[Saved entries]
%%

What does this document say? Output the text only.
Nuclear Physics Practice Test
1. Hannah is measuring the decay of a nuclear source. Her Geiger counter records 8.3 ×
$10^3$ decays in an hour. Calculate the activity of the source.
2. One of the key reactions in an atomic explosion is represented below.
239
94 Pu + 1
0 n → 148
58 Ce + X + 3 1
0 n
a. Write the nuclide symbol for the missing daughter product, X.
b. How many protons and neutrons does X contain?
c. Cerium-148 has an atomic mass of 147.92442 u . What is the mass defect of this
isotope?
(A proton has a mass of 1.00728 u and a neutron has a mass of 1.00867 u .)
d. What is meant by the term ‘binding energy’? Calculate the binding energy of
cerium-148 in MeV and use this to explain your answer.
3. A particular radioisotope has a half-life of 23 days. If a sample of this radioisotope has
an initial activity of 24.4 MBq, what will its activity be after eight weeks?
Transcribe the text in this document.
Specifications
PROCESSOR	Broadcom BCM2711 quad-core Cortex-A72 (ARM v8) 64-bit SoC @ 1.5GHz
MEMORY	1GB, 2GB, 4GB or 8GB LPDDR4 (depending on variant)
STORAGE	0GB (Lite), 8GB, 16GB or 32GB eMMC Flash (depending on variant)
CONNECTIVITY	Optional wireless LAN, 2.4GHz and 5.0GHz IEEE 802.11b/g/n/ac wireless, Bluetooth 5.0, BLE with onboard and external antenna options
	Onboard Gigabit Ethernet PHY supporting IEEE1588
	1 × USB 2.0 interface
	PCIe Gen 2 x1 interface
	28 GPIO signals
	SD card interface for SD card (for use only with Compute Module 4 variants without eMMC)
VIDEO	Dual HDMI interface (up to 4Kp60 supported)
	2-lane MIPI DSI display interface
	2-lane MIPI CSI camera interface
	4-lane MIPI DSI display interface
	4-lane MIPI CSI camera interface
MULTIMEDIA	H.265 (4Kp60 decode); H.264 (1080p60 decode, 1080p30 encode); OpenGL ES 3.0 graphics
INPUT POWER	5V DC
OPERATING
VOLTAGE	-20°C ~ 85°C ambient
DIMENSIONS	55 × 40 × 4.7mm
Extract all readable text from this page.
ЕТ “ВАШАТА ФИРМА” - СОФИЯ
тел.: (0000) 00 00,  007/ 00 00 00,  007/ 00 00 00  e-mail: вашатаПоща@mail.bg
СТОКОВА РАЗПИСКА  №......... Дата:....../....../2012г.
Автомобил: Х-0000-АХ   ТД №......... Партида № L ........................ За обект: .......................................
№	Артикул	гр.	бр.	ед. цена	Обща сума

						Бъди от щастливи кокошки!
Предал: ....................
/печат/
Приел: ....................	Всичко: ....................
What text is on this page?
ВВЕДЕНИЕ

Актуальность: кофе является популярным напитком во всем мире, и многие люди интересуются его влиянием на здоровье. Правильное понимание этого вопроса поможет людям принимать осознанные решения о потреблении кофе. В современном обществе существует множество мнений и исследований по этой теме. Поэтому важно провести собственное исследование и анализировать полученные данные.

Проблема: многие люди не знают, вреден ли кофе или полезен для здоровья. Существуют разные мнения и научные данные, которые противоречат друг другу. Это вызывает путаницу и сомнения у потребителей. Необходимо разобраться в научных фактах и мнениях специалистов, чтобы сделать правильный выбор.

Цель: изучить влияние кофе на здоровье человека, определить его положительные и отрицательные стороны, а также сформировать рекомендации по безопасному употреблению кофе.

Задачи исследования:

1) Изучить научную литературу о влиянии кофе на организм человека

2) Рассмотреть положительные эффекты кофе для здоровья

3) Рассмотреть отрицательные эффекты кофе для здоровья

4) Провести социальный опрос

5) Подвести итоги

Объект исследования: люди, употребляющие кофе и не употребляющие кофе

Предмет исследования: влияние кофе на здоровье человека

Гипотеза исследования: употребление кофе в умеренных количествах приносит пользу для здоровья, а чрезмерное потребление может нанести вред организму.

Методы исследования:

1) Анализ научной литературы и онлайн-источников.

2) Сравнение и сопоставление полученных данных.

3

%%

▶ [TO DO]
Transcribe the material exactly as it reads.

▶ [RESULT OF THE TASK]
What does this document say? Output the text only.
Nuclear Physics Practice Test
1. Hannah is measuring the decay of a nuclear source. Her Geiger counter records 8.3 ×
$10^3$ decays in an hour. Calculate the activity of the source.
2. One of the key reactions in an atomic explosion is represented below.
239
94 Pu + 1
0 n → 148
58 Ce + X + 3 1
0 n
a. Write the nuclide symbol for the missing daughter product, X.
b. How many protons and neutrons does X contain?
c. Cerium-148 has an atomic mass of 147.92442 u . What is the mass defect of this
isotope?
(A proton has a mass of 1.00728 u and a neutron has a mass of 1.00867 u .)
d. What is meant by the term ‘binding energy’? Calculate the binding energy of
cerium-148 in MeV and use this to explain your answer.
3. A particular radioisotope has a half-life of 23 days. If a sample of this radioisotope has
an initial activity of 24.4 MBq, what will its activity be after eight weeks?
Transcribe the text in this document.
Specifications
PROCESSOR	Broadcom BCM2711 quad-core Cortex-A72 (ARM v8) 64-bit SoC @ 1.5GHz
MEMORY	1GB, 2GB, 4GB or 8GB LPDDR4 (depending on variant)
STORAGE	0GB (Lite), 8GB, 16GB or 32GB eMMC Flash (depending on variant)
CONNECTIVITY	Optional wireless LAN, 2.4GHz and 5.0GHz IEEE 802.11b/g/n/ac wireless, Bluetooth 5.0, BLE with onboard and external antenna options
	Onboard Gigabit Ethernet PHY supporting IEEE1588
	1 × USB 2.0 interface
	PCIe Gen 2 x1 interface
	28 GPIO signals
	SD card interface for SD card (for use only with Compute Module 4 variants without eMMC)
VIDEO	Dual HDMI interface (up to 4Kp60 supported)
	2-lane MIPI DSI display interface
	2-lane MIPI CSI camera interface
	4-lane MIPI DSI display interface
	4-lane MIPI CSI camera interface
MULTIMEDIA	H.265 (4Kp60 decode); H.264 (1080p60 decode, 1080p30 encode); OpenGL ES 3.0 graphics
INPUT POWER	5V DC
OPERATING
VOLTAGE	-20°C ~ 85°C ambient
DIMENSIONS	55 × 40 × 4.7mm
Extract all readable text from this page.
ЕТ “ВАШАТА ФИРМА” - СОФИЯ
тел.: (0000) 00 00,  007/ 00 00 00,  007/ 00 00 00  e-mail: вашатаПоща@mail.bg
СТОКОВА РАЗПИСКА  №......... Дата:....../....../2012г.
Автомобил: Х-0000-АХ   ТД №......... Партида № L ........................ За обект: .......................................
№	Артикул	гр.	бр.	ед. цена	Обща сума

						Бъди от щастливи кокошки!
Предал: ....................
/печат/
Приел: ....................	Всичко: ....................
What text is on this page?
ВВЕДЕНИЕ

Актуальность: кофе является популярным напитком во всем мире, и многие люди интересуются его влиянием на здоровье. Правильное понимание этого вопроса поможет людям принимать осознанные решения о потреблении кофе. В современном обществе существует множество мнений и исследований по этой теме. Поэтому важно провести собственное исследование и анализировать полученные данные.

Проблема: многие люди не знают, вреден ли кофе или полезен для здоровья. Существуют разные мнения и научные данные, которые противоречат друг другу. Это вызывает путаницу и сомнения у потребителей. Необходимо разобраться в научных фактах и мнениях специалистов, чтобы сделать правильный выбор.

Цель: изучить влияние кофе на здоровье человека, определить его положительные и отрицательные стороны, а также сформировать рекомендации по безопасному употреблению кофе.

Задачи исследования:

1) Изучить научную литературу о влиянии кофе на организм человека

2) Рассмотреть положительные эффекты кофе для здоровья

3) Рассмотреть отрицательные эффекты кофе для здоровья

4) Провести социальный опрос

5) Подвести итоги

Объект исследования: люди, употребляющие кофе и не употребляющие кофе

Предмет исследования: влияние кофе на здоровье человека

Гипотеза исследования: употребление кофе в умеренных количествах приносит пользу для здоровья, а чрезмерное потребление может нанести вред организму.

Методы исследования:

1) Анализ научной литературы и онлайн-источников.

2) Сравнение и сопоставление полученных данных.

3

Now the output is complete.